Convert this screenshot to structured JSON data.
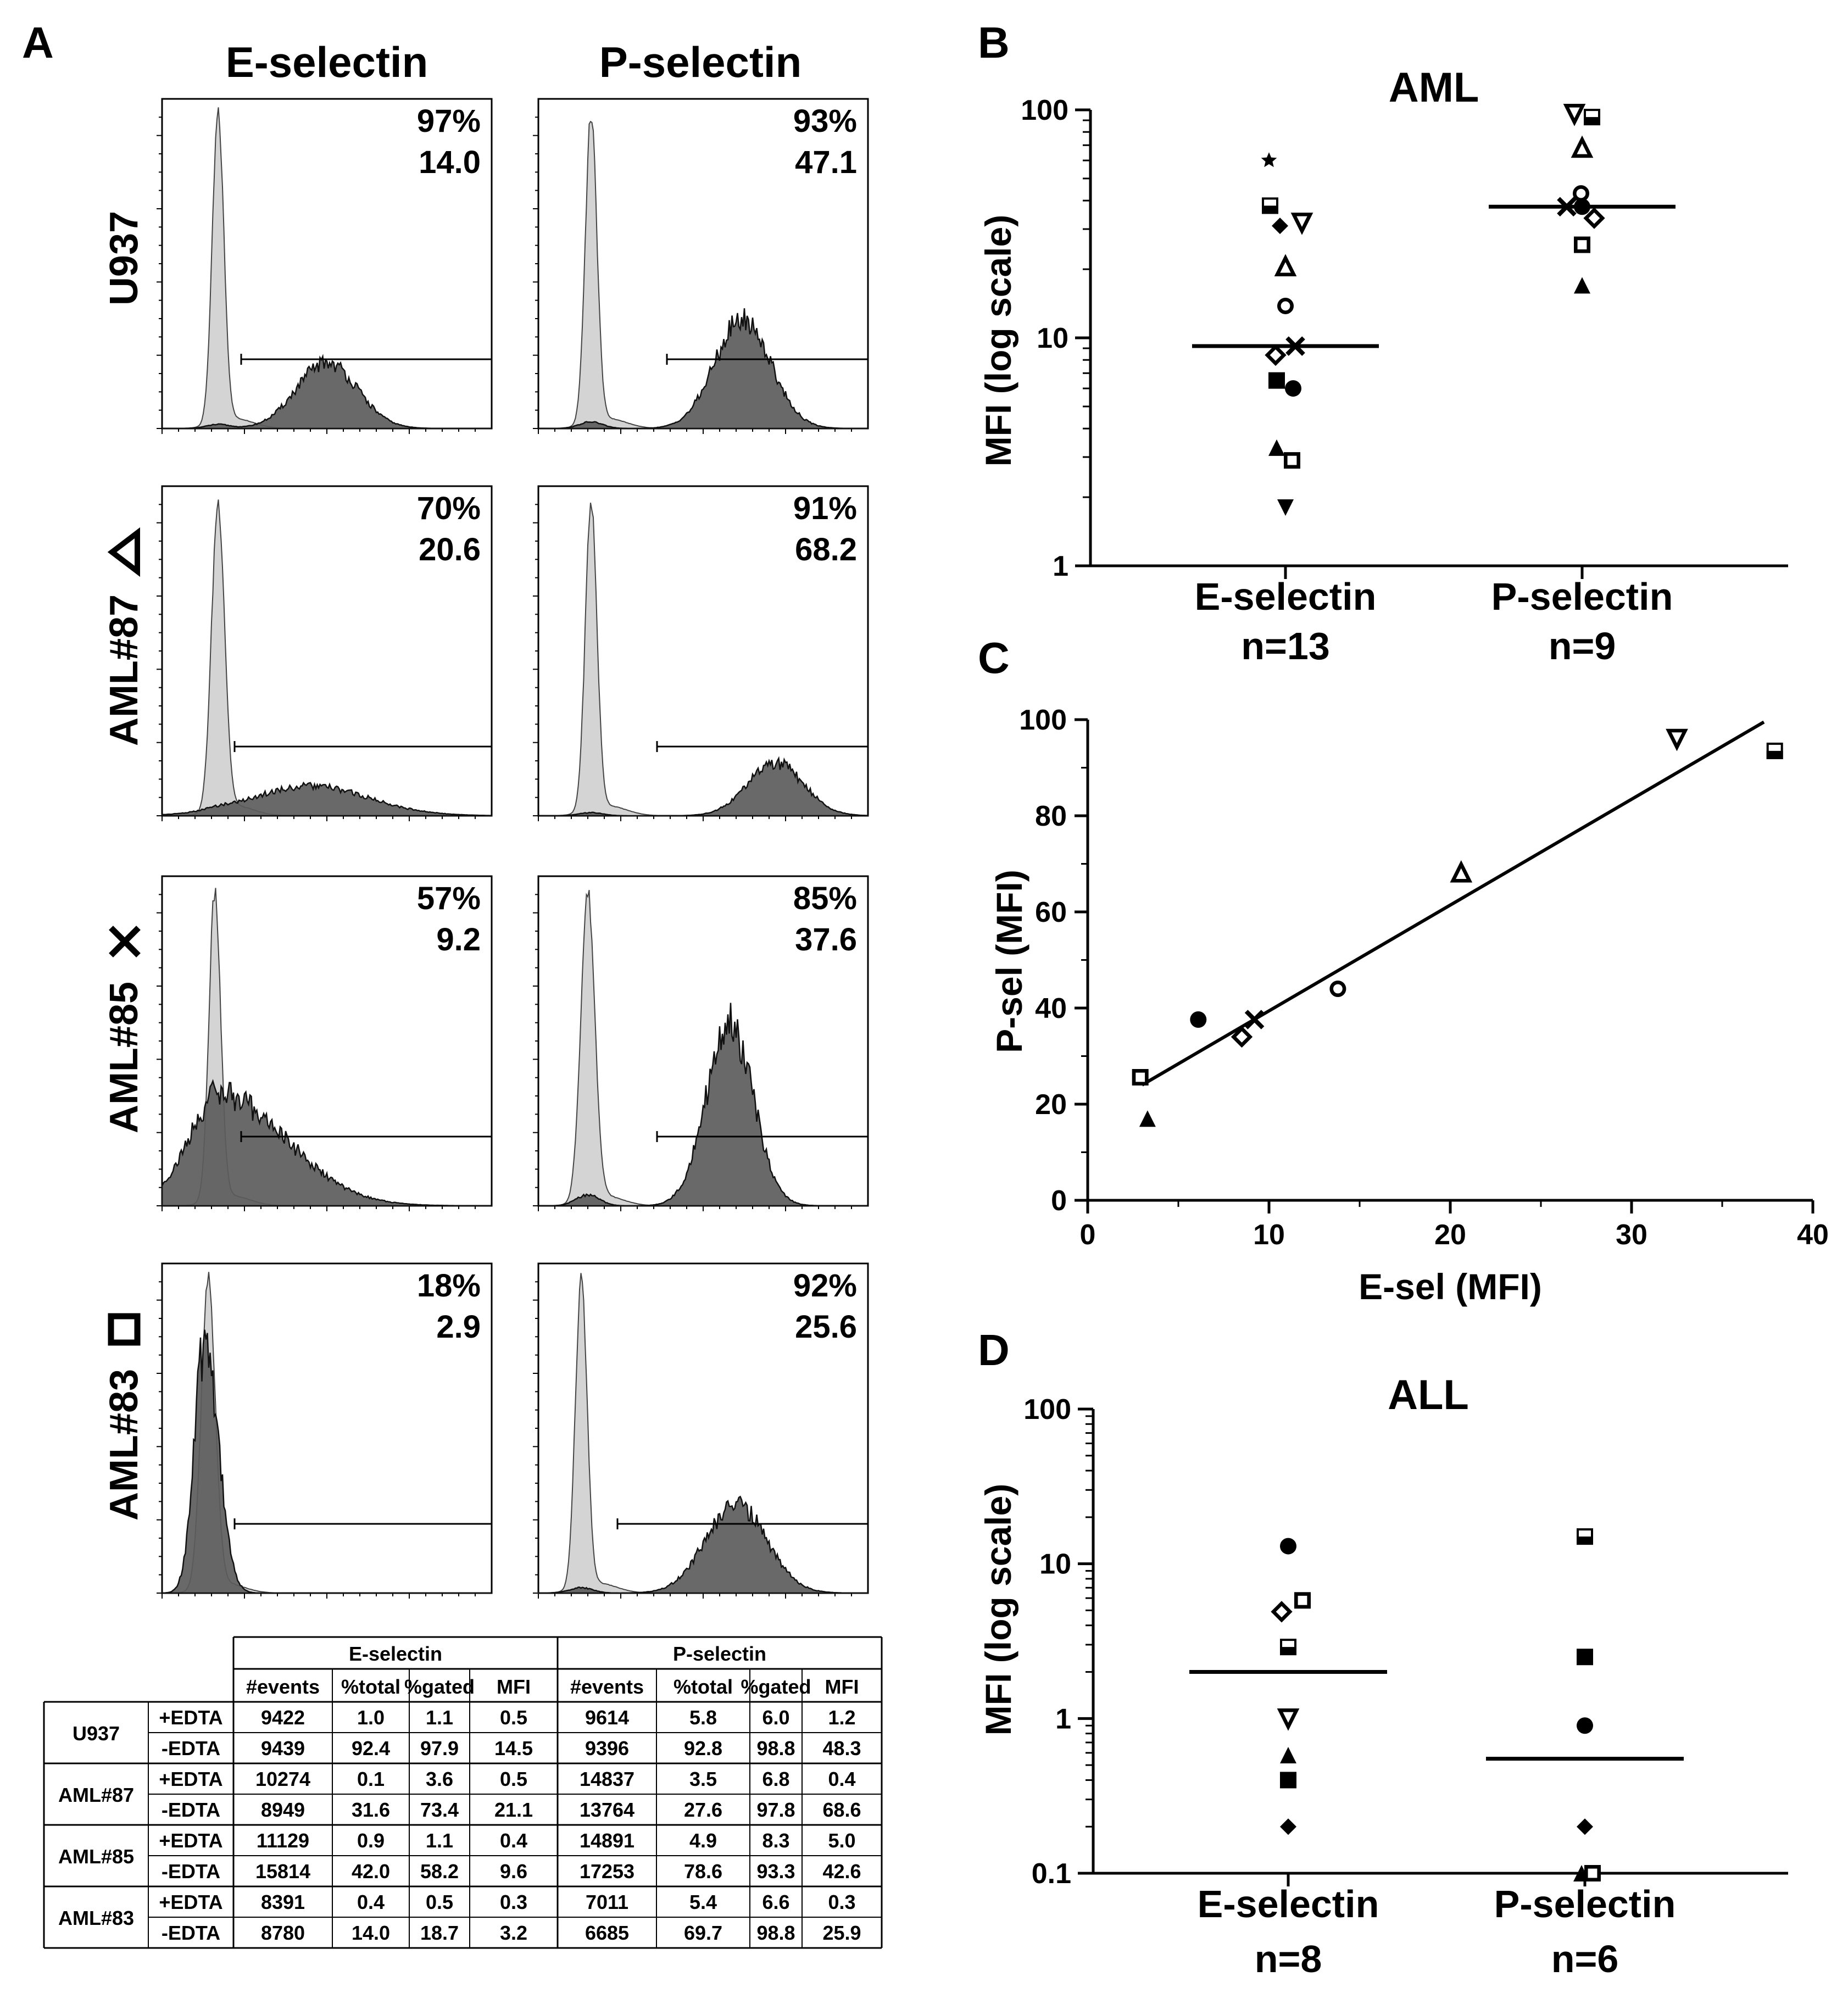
{
  "panels": {
    "a": "A",
    "b": "B",
    "c": "C",
    "d": "D"
  },
  "panel_a": {
    "columns": [
      "E-selectin",
      "P-selectin"
    ],
    "rows": [
      {
        "label": "U937",
        "symbol": "",
        "e_pct": "97%",
        "e_mfi": "14.0",
        "p_pct": "93%",
        "p_mfi": "47.1"
      },
      {
        "label": "AML#87",
        "symbol": "triangle-open",
        "e_pct": "70%",
        "e_mfi": "20.6",
        "p_pct": "91%",
        "p_mfi": "68.2"
      },
      {
        "label": "AML#85",
        "symbol": "cross",
        "e_pct": "57%",
        "e_mfi": "9.2",
        "p_pct": "85%",
        "p_mfi": "37.6"
      },
      {
        "label": "AML#83",
        "symbol": "square-open",
        "e_pct": "18%",
        "e_mfi": "2.9",
        "p_pct": "92%",
        "p_mfi": "25.6"
      }
    ]
  },
  "table": {
    "group_headers": [
      "E-selectin",
      "P-selectin"
    ],
    "col_headers": [
      "#events",
      "%total",
      "%gated",
      "MFI",
      "#events",
      "%total",
      "%gated",
      "MFI"
    ],
    "rows": [
      {
        "sample": "U937",
        "cond": "+EDTA",
        "cells": [
          "9422",
          "1.0",
          "1.1",
          "0.5",
          "9614",
          "5.8",
          "6.0",
          "1.2"
        ]
      },
      {
        "sample": "U937",
        "cond": "-EDTA",
        "cells": [
          "9439",
          "92.4",
          "97.9",
          "14.5",
          "9396",
          "92.8",
          "98.8",
          "48.3"
        ]
      },
      {
        "sample": "AML#87",
        "cond": "+EDTA",
        "cells": [
          "10274",
          "0.1",
          "3.6",
          "0.5",
          "14837",
          "3.5",
          "6.8",
          "0.4"
        ]
      },
      {
        "sample": "AML#87",
        "cond": "-EDTA",
        "cells": [
          "8949",
          "31.6",
          "73.4",
          "21.1",
          "13764",
          "27.6",
          "97.8",
          "68.6"
        ]
      },
      {
        "sample": "AML#85",
        "cond": "+EDTA",
        "cells": [
          "11129",
          "0.9",
          "1.1",
          "0.4",
          "14891",
          "4.9",
          "8.3",
          "5.0"
        ]
      },
      {
        "sample": "AML#85",
        "cond": "-EDTA",
        "cells": [
          "15814",
          "42.0",
          "58.2",
          "9.6",
          "17253",
          "78.6",
          "93.3",
          "42.6"
        ]
      },
      {
        "sample": "AML#83",
        "cond": "+EDTA",
        "cells": [
          "8391",
          "0.4",
          "0.5",
          "0.3",
          "7011",
          "5.4",
          "6.6",
          "0.3"
        ]
      },
      {
        "sample": "AML#83",
        "cond": "-EDTA",
        "cells": [
          "8780",
          "14.0",
          "18.7",
          "3.2",
          "6685",
          "69.7",
          "98.8",
          "25.9"
        ]
      }
    ]
  },
  "chart_data": [
    {
      "id": "B",
      "type": "scatter",
      "scale": "log",
      "title": "AML",
      "ylabel": "MFI (log scale)",
      "ylim": [
        1,
        100
      ],
      "yticks": [
        "1",
        "10",
        "100"
      ],
      "categories": [
        "E-selectin",
        "P-selectin"
      ],
      "category_n": [
        "n=13",
        "n=9"
      ],
      "medians": [
        9.2,
        37.6
      ],
      "series": [
        {
          "name": "E-selectin",
          "points": [
            {
              "symbol": "star",
              "value": 60
            },
            {
              "symbol": "half-square",
              "value": 38
            },
            {
              "symbol": "diamond-filled",
              "value": 31
            },
            {
              "symbol": "triangle-down-open",
              "value": 32
            },
            {
              "symbol": "triangle-open",
              "value": 20.6
            },
            {
              "symbol": "circle-open",
              "value": 13.8
            },
            {
              "symbol": "cross",
              "value": 9.2
            },
            {
              "symbol": "diamond-open",
              "value": 8.4
            },
            {
              "symbol": "square-filled",
              "value": 6.5
            },
            {
              "symbol": "circle-filled",
              "value": 6.0
            },
            {
              "symbol": "triangle-filled",
              "value": 3.3
            },
            {
              "symbol": "square-open",
              "value": 2.9
            },
            {
              "symbol": "triangle-down-filled",
              "value": 1.8
            }
          ]
        },
        {
          "name": "P-selectin",
          "points": [
            {
              "symbol": "triangle-down-open",
              "value": 96
            },
            {
              "symbol": "half-square",
              "value": 93
            },
            {
              "symbol": "triangle-open",
              "value": 68.2
            },
            {
              "symbol": "circle-open",
              "value": 43
            },
            {
              "symbol": "cross",
              "value": 37.6
            },
            {
              "symbol": "circle-filled",
              "value": 37.6
            },
            {
              "symbol": "diamond-open",
              "value": 33.5
            },
            {
              "symbol": "square-open",
              "value": 25.6
            },
            {
              "symbol": "triangle-filled",
              "value": 17
            }
          ]
        }
      ]
    },
    {
      "id": "C",
      "type": "scatter",
      "xlabel": "E-sel (MFI)",
      "ylabel": "P-sel (MFI)",
      "xlim": [
        0,
        40
      ],
      "ylim": [
        0,
        100
      ],
      "xticks": [
        "0",
        "10",
        "20",
        "30",
        "40"
      ],
      "yticks": [
        "0",
        "20",
        "40",
        "60",
        "80",
        "100"
      ],
      "points": [
        {
          "symbol": "square-open",
          "x": 2.9,
          "y": 25.6
        },
        {
          "symbol": "triangle-filled",
          "x": 3.3,
          "y": 17
        },
        {
          "symbol": "circle-filled",
          "x": 6.1,
          "y": 37.6
        },
        {
          "symbol": "diamond-open",
          "x": 8.5,
          "y": 34
        },
        {
          "symbol": "cross",
          "x": 9.2,
          "y": 37.6
        },
        {
          "symbol": "circle-open",
          "x": 13.8,
          "y": 44
        },
        {
          "symbol": "triangle-open",
          "x": 20.6,
          "y": 68.2
        },
        {
          "symbol": "triangle-down-open",
          "x": 32.5,
          "y": 96
        },
        {
          "symbol": "half-square",
          "x": 37.9,
          "y": 93.5
        }
      ],
      "fit": {
        "x1": 3,
        "y1": 24,
        "x2": 37.3,
        "y2": 99.5
      }
    },
    {
      "id": "D",
      "type": "scatter",
      "scale": "log",
      "title": "ALL",
      "ylabel": "MFI (log scale)",
      "ylim": [
        0.1,
        100
      ],
      "yticks": [
        "0.1",
        "1",
        "10",
        "100"
      ],
      "categories": [
        "E-selectin",
        "P-selectin"
      ],
      "category_n": [
        "n=8",
        "n=6"
      ],
      "medians": [
        2.0,
        0.55
      ],
      "series": [
        {
          "name": "E-selectin",
          "points": [
            {
              "symbol": "circle-filled",
              "value": 13
            },
            {
              "symbol": "square-open",
              "value": 5.8
            },
            {
              "symbol": "diamond-open",
              "value": 4.9
            },
            {
              "symbol": "half-square",
              "value": 2.9
            },
            {
              "symbol": "triangle-down-open",
              "value": 1.0
            },
            {
              "symbol": "triangle-filled",
              "value": 0.58
            },
            {
              "symbol": "square-filled",
              "value": 0.4
            },
            {
              "symbol": "diamond-filled",
              "value": 0.2
            }
          ]
        },
        {
          "name": "P-selectin",
          "points": [
            {
              "symbol": "half-square",
              "value": 15
            },
            {
              "symbol": "square-filled",
              "value": 2.5
            },
            {
              "symbol": "circle-filled",
              "value": 0.9
            },
            {
              "symbol": "diamond-filled",
              "value": 0.2
            },
            {
              "symbol": "triangle-filled",
              "value": 0.1
            },
            {
              "symbol": "square-open",
              "value": 0.1
            }
          ]
        }
      ]
    }
  ]
}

Request: Reproduce the full listing above verbatim, with no pictures included.

Result of the exercise:
Convert this screenshot to structured JSON data.
{
  "panels": {
    "a": "A",
    "b": "B",
    "c": "C",
    "d": "D"
  },
  "panel_a": {
    "columns": [
      "E-selectin",
      "P-selectin"
    ],
    "rows": [
      {
        "label": "U937",
        "symbol": "",
        "e_pct": "97%",
        "e_mfi": "14.0",
        "p_pct": "93%",
        "p_mfi": "47.1"
      },
      {
        "label": "AML#87",
        "symbol": "triangle-open",
        "e_pct": "70%",
        "e_mfi": "20.6",
        "p_pct": "91%",
        "p_mfi": "68.2"
      },
      {
        "label": "AML#85",
        "symbol": "cross",
        "e_pct": "57%",
        "e_mfi": "9.2",
        "p_pct": "85%",
        "p_mfi": "37.6"
      },
      {
        "label": "AML#83",
        "symbol": "square-open",
        "e_pct": "18%",
        "e_mfi": "2.9",
        "p_pct": "92%",
        "p_mfi": "25.6"
      }
    ]
  },
  "table": {
    "group_headers": [
      "E-selectin",
      "P-selectin"
    ],
    "col_headers": [
      "#events",
      "%total",
      "%gated",
      "MFI",
      "#events",
      "%total",
      "%gated",
      "MFI"
    ],
    "rows": [
      {
        "sample": "U937",
        "cond": "+EDTA",
        "cells": [
          "9422",
          "1.0",
          "1.1",
          "0.5",
          "9614",
          "5.8",
          "6.0",
          "1.2"
        ]
      },
      {
        "sample": "U937",
        "cond": "-EDTA",
        "cells": [
          "9439",
          "92.4",
          "97.9",
          "14.5",
          "9396",
          "92.8",
          "98.8",
          "48.3"
        ]
      },
      {
        "sample": "AML#87",
        "cond": "+EDTA",
        "cells": [
          "10274",
          "0.1",
          "3.6",
          "0.5",
          "14837",
          "3.5",
          "6.8",
          "0.4"
        ]
      },
      {
        "sample": "AML#87",
        "cond": "-EDTA",
        "cells": [
          "8949",
          "31.6",
          "73.4",
          "21.1",
          "13764",
          "27.6",
          "97.8",
          "68.6"
        ]
      },
      {
        "sample": "AML#85",
        "cond": "+EDTA",
        "cells": [
          "11129",
          "0.9",
          "1.1",
          "0.4",
          "14891",
          "4.9",
          "8.3",
          "5.0"
        ]
      },
      {
        "sample": "AML#85",
        "cond": "-EDTA",
        "cells": [
          "15814",
          "42.0",
          "58.2",
          "9.6",
          "17253",
          "78.6",
          "93.3",
          "42.6"
        ]
      },
      {
        "sample": "AML#83",
        "cond": "+EDTA",
        "cells": [
          "8391",
          "0.4",
          "0.5",
          "0.3",
          "7011",
          "5.4",
          "6.6",
          "0.3"
        ]
      },
      {
        "sample": "AML#83",
        "cond": "-EDTA",
        "cells": [
          "8780",
          "14.0",
          "18.7",
          "3.2",
          "6685",
          "69.7",
          "98.8",
          "25.9"
        ]
      }
    ]
  },
  "chart_data": [
    {
      "id": "B",
      "type": "scatter",
      "scale": "log",
      "title": "AML",
      "ylabel": "MFI (log scale)",
      "ylim": [
        1,
        100
      ],
      "yticks": [
        "1",
        "10",
        "100"
      ],
      "categories": [
        "E-selectin",
        "P-selectin"
      ],
      "category_n": [
        "n=13",
        "n=9"
      ],
      "medians": [
        9.2,
        37.6
      ],
      "series": [
        {
          "name": "E-selectin",
          "points": [
            {
              "symbol": "star",
              "value": 60
            },
            {
              "symbol": "half-square",
              "value": 38
            },
            {
              "symbol": "diamond-filled",
              "value": 31
            },
            {
              "symbol": "triangle-down-open",
              "value": 32
            },
            {
              "symbol": "triangle-open",
              "value": 20.6
            },
            {
              "symbol": "circle-open",
              "value": 13.8
            },
            {
              "symbol": "cross",
              "value": 9.2
            },
            {
              "symbol": "diamond-open",
              "value": 8.4
            },
            {
              "symbol": "square-filled",
              "value": 6.5
            },
            {
              "symbol": "circle-filled",
              "value": 6.0
            },
            {
              "symbol": "triangle-filled",
              "value": 3.3
            },
            {
              "symbol": "square-open",
              "value": 2.9
            },
            {
              "symbol": "triangle-down-filled",
              "value": 1.8
            }
          ]
        },
        {
          "name": "P-selectin",
          "points": [
            {
              "symbol": "triangle-down-open",
              "value": 96
            },
            {
              "symbol": "half-square",
              "value": 93
            },
            {
              "symbol": "triangle-open",
              "value": 68.2
            },
            {
              "symbol": "circle-open",
              "value": 43
            },
            {
              "symbol": "cross",
              "value": 37.6
            },
            {
              "symbol": "circle-filled",
              "value": 37.6
            },
            {
              "symbol": "diamond-open",
              "value": 33.5
            },
            {
              "symbol": "square-open",
              "value": 25.6
            },
            {
              "symbol": "triangle-filled",
              "value": 17
            }
          ]
        }
      ]
    },
    {
      "id": "C",
      "type": "scatter",
      "xlabel": "E-sel (MFI)",
      "ylabel": "P-sel (MFI)",
      "xlim": [
        0,
        40
      ],
      "ylim": [
        0,
        100
      ],
      "xticks": [
        "0",
        "10",
        "20",
        "30",
        "40"
      ],
      "yticks": [
        "0",
        "20",
        "40",
        "60",
        "80",
        "100"
      ],
      "points": [
        {
          "symbol": "square-open",
          "x": 2.9,
          "y": 25.6
        },
        {
          "symbol": "triangle-filled",
          "x": 3.3,
          "y": 17
        },
        {
          "symbol": "circle-filled",
          "x": 6.1,
          "y": 37.6
        },
        {
          "symbol": "diamond-open",
          "x": 8.5,
          "y": 34
        },
        {
          "symbol": "cross",
          "x": 9.2,
          "y": 37.6
        },
        {
          "symbol": "circle-open",
          "x": 13.8,
          "y": 44
        },
        {
          "symbol": "triangle-open",
          "x": 20.6,
          "y": 68.2
        },
        {
          "symbol": "triangle-down-open",
          "x": 32.5,
          "y": 96
        },
        {
          "symbol": "half-square",
          "x": 37.9,
          "y": 93.5
        }
      ],
      "fit": {
        "x1": 3,
        "y1": 24,
        "x2": 37.3,
        "y2": 99.5
      }
    },
    {
      "id": "D",
      "type": "scatter",
      "scale": "log",
      "title": "ALL",
      "ylabel": "MFI (log scale)",
      "ylim": [
        0.1,
        100
      ],
      "yticks": [
        "0.1",
        "1",
        "10",
        "100"
      ],
      "categories": [
        "E-selectin",
        "P-selectin"
      ],
      "category_n": [
        "n=8",
        "n=6"
      ],
      "medians": [
        2.0,
        0.55
      ],
      "series": [
        {
          "name": "E-selectin",
          "points": [
            {
              "symbol": "circle-filled",
              "value": 13
            },
            {
              "symbol": "square-open",
              "value": 5.8
            },
            {
              "symbol": "diamond-open",
              "value": 4.9
            },
            {
              "symbol": "half-square",
              "value": 2.9
            },
            {
              "symbol": "triangle-down-open",
              "value": 1.0
            },
            {
              "symbol": "triangle-filled",
              "value": 0.58
            },
            {
              "symbol": "square-filled",
              "value": 0.4
            },
            {
              "symbol": "diamond-filled",
              "value": 0.2
            }
          ]
        },
        {
          "name": "P-selectin",
          "points": [
            {
              "symbol": "half-square",
              "value": 15
            },
            {
              "symbol": "square-filled",
              "value": 2.5
            },
            {
              "symbol": "circle-filled",
              "value": 0.9
            },
            {
              "symbol": "diamond-filled",
              "value": 0.2
            },
            {
              "symbol": "triangle-filled",
              "value": 0.1
            },
            {
              "symbol": "square-open",
              "value": 0.1
            }
          ]
        }
      ]
    }
  ]
}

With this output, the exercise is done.